Lines of data
——————————
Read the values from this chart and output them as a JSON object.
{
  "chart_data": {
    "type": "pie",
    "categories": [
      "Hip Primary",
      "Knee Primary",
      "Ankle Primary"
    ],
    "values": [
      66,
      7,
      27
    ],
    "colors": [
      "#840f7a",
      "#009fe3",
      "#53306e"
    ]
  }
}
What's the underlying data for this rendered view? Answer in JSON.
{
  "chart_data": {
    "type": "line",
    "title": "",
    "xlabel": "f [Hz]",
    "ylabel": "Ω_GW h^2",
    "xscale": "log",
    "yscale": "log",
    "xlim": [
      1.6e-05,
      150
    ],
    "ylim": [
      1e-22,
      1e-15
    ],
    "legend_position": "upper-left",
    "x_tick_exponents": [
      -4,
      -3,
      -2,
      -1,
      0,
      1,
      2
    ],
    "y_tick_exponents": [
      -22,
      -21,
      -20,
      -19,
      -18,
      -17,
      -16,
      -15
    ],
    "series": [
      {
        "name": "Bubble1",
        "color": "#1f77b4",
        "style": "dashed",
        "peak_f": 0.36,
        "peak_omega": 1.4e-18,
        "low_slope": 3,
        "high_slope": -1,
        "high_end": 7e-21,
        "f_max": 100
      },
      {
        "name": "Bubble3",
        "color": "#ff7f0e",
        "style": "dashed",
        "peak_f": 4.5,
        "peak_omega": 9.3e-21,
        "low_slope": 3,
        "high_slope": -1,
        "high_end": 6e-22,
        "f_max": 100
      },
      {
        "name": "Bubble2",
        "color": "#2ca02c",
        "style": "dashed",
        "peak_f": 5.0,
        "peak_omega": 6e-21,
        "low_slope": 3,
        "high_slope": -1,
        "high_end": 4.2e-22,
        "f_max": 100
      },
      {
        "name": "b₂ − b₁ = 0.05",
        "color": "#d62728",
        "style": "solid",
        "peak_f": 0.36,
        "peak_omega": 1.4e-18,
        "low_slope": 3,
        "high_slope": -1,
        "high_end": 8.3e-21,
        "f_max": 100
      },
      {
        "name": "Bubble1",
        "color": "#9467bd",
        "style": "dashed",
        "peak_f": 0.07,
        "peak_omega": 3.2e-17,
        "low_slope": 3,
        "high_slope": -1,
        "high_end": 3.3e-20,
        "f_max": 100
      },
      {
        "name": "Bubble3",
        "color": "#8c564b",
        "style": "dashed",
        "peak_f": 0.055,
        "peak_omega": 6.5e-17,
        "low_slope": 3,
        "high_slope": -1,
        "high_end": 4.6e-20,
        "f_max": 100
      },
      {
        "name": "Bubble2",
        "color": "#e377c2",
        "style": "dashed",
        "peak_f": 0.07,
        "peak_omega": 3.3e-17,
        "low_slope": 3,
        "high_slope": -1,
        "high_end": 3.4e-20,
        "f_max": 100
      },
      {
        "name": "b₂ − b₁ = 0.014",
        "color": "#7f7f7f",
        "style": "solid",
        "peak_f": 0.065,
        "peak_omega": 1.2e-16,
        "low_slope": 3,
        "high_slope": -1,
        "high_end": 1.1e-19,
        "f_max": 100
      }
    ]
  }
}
——————————
# Set problem:
Quote each line of the listing above exactly.

# Output:
Read the values from this chart and output them as a JSON object.
{
  "chart_data": {
    "type": "pie",
    "categories": [
      "Hip Primary",
      "Knee Primary",
      "Ankle Primary"
    ],
    "values": [
      66,
      7,
      27
    ],
    "colors": [
      "#840f7a",
      "#009fe3",
      "#53306e"
    ]
  }
}
What's the underlying data for this rendered view? Answer in JSON.
{
  "chart_data": {
    "type": "line",
    "title": "",
    "xlabel": "f [Hz]",
    "ylabel": "Ω_GW h^2",
    "xscale": "log",
    "yscale": "log",
    "xlim": [
      1.6e-05,
      150
    ],
    "ylim": [
      1e-22,
      1e-15
    ],
    "legend_position": "upper-left",
    "x_tick_exponents": [
      -4,
      -3,
      -2,
      -1,
      0,
      1,
      2
    ],
    "y_tick_exponents": [
      -22,
      -21,
      -20,
      -19,
      -18,
      -17,
      -16,
      -15
    ],
    "series": [
      {
        "name": "Bubble1",
        "color": "#1f77b4",
        "style": "dashed",
        "peak_f": 0.36,
        "peak_omega": 1.4e-18,
        "low_slope": 3,
        "high_slope": -1,
        "high_end": 7e-21,
        "f_max": 100
      },
      {
        "name": "Bubble3",
        "color": "#ff7f0e",
        "style": "dashed",
        "peak_f": 4.5,
        "peak_omega": 9.3e-21,
        "low_slope": 3,
        "high_slope": -1,
        "high_end": 6e-22,
        "f_max": 100
      },
      {
        "name": "Bubble2",
        "color": "#2ca02c",
        "style": "dashed",
        "peak_f": 5.0,
        "peak_omega": 6e-21,
        "low_slope": 3,
        "high_slope": -1,
        "high_end": 4.2e-22,
        "f_max": 100
      },
      {
        "name": "b₂ − b₁ = 0.05",
        "color": "#d62728",
        "style": "solid",
        "peak_f": 0.36,
        "peak_omega": 1.4e-18,
        "low_slope": 3,
        "high_slope": -1,
        "high_end": 8.3e-21,
        "f_max": 100
      },
      {
        "name": "Bubble1",
        "color": "#9467bd",
        "style": "dashed",
        "peak_f": 0.07,
        "peak_omega": 3.2e-17,
        "low_slope": 3,
        "high_slope": -1,
        "high_end": 3.3e-20,
        "f_max": 100
      },
      {
        "name": "Bubble3",
        "color": "#8c564b",
        "style": "dashed",
        "peak_f": 0.055,
        "peak_omega": 6.5e-17,
        "low_slope": 3,
        "high_slope": -1,
        "high_end": 4.6e-20,
        "f_max": 100
      },
      {
        "name": "Bubble2",
        "color": "#e377c2",
        "style": "dashed",
        "peak_f": 0.07,
        "peak_omega": 3.3e-17,
        "low_slope": 3,
        "high_slope": -1,
        "high_end": 3.4e-20,
        "f_max": 100
      },
      {
        "name": "b₂ − b₁ = 0.014",
        "color": "#7f7f7f",
        "style": "solid",
        "peak_f": 0.065,
        "peak_omega": 1.2e-16,
        "low_slope": 3,
        "high_slope": -1,
        "high_end": 1.1e-19,
        "f_max": 100
      }
    ]
  }
}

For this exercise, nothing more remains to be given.